▶ RECORDS PROVIDED
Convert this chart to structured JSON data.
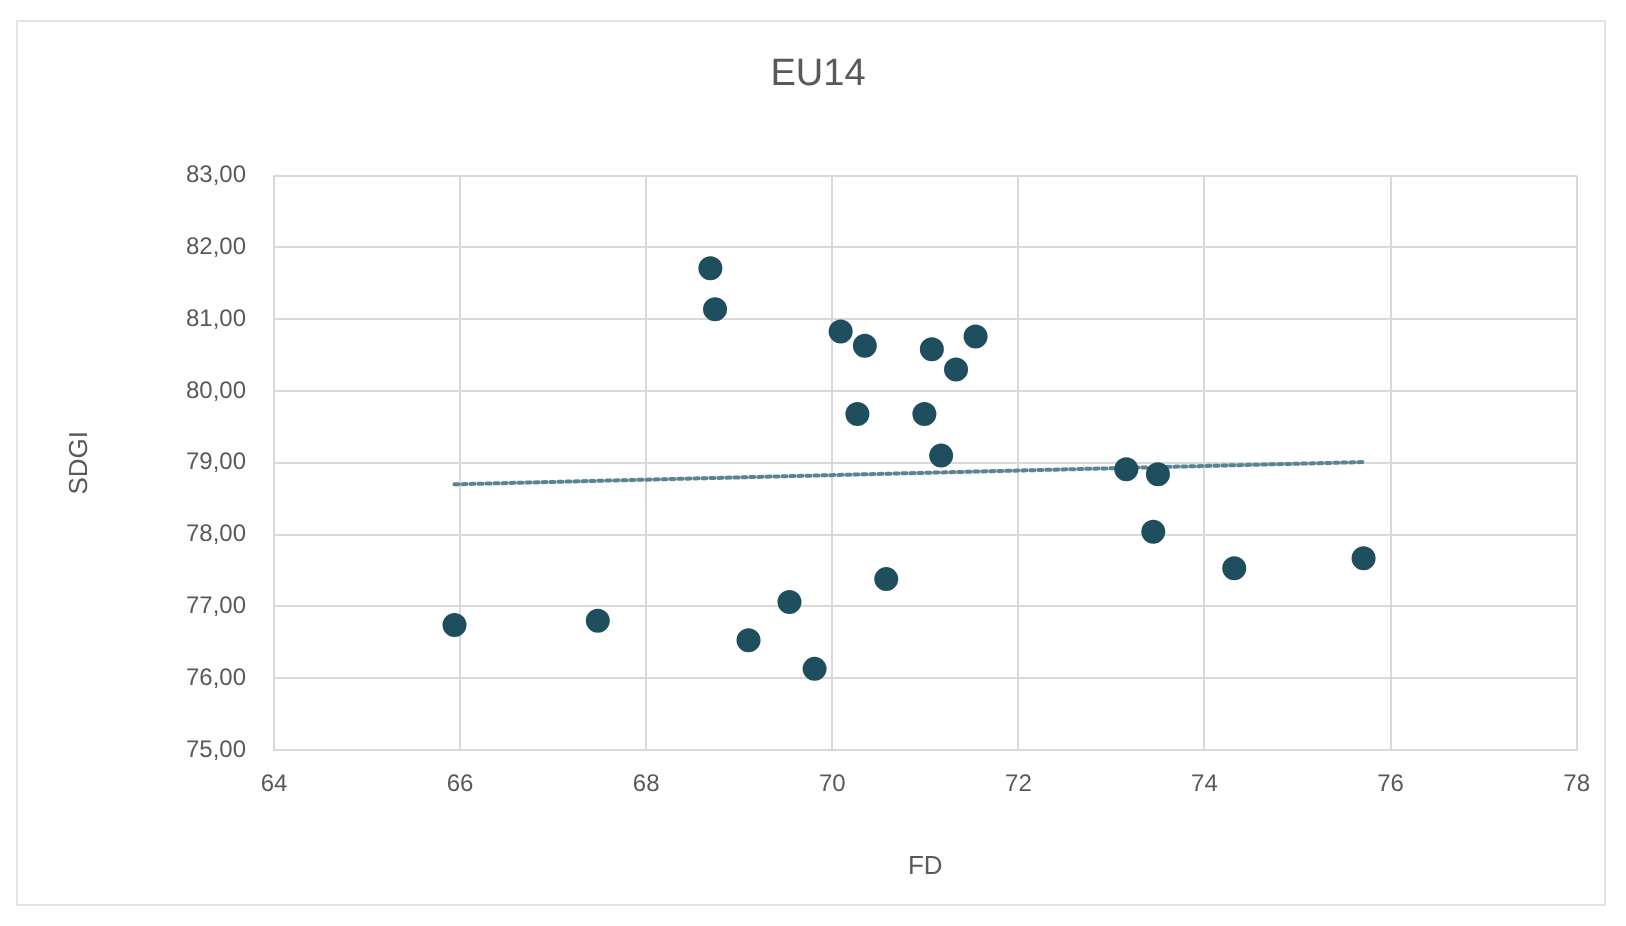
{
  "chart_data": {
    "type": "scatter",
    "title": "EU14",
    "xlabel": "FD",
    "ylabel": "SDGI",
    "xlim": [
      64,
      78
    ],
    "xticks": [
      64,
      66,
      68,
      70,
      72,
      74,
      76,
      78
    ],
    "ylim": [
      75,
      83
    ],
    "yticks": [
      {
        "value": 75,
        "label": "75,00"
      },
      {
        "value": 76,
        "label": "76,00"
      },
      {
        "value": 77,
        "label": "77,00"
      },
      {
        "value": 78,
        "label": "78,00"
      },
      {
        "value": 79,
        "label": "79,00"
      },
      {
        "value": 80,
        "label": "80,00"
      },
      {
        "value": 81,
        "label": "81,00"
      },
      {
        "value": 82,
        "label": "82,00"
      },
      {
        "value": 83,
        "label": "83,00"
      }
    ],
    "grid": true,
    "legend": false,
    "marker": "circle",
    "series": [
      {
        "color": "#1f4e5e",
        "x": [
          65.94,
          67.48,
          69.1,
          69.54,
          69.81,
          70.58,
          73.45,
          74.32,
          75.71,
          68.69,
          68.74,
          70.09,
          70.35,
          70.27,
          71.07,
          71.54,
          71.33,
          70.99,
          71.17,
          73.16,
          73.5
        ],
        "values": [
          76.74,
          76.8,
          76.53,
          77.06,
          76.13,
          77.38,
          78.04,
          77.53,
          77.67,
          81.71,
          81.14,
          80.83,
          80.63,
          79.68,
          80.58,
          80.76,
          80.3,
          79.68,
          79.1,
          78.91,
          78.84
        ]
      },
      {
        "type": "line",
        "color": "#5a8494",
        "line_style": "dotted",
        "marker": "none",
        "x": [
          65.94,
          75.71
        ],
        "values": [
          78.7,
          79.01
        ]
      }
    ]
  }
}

▶ WHAT YOU ARE ASKED TO DO
The records above must be transcribed exactly. Pictures are left out of the copy.

▶ FINISHED TASK
Convert this chart to structured JSON data.
{
  "chart_data": {
    "type": "scatter",
    "title": "EU14",
    "xlabel": "FD",
    "ylabel": "SDGI",
    "xlim": [
      64,
      78
    ],
    "xticks": [
      64,
      66,
      68,
      70,
      72,
      74,
      76,
      78
    ],
    "ylim": [
      75,
      83
    ],
    "yticks": [
      {
        "value": 75,
        "label": "75,00"
      },
      {
        "value": 76,
        "label": "76,00"
      },
      {
        "value": 77,
        "label": "77,00"
      },
      {
        "value": 78,
        "label": "78,00"
      },
      {
        "value": 79,
        "label": "79,00"
      },
      {
        "value": 80,
        "label": "80,00"
      },
      {
        "value": 81,
        "label": "81,00"
      },
      {
        "value": 82,
        "label": "82,00"
      },
      {
        "value": 83,
        "label": "83,00"
      }
    ],
    "grid": true,
    "legend": false,
    "marker": "circle",
    "series": [
      {
        "color": "#1f4e5e",
        "x": [
          65.94,
          67.48,
          69.1,
          69.54,
          69.81,
          70.58,
          73.45,
          74.32,
          75.71,
          68.69,
          68.74,
          70.09,
          70.35,
          70.27,
          71.07,
          71.54,
          71.33,
          70.99,
          71.17,
          73.16,
          73.5
        ],
        "values": [
          76.74,
          76.8,
          76.53,
          77.06,
          76.13,
          77.38,
          78.04,
          77.53,
          77.67,
          81.71,
          81.14,
          80.83,
          80.63,
          79.68,
          80.58,
          80.76,
          80.3,
          79.68,
          79.1,
          78.91,
          78.84
        ]
      },
      {
        "type": "line",
        "color": "#5a8494",
        "line_style": "dotted",
        "marker": "none",
        "x": [
          65.94,
          75.71
        ],
        "values": [
          78.7,
          79.01
        ]
      }
    ]
  }
}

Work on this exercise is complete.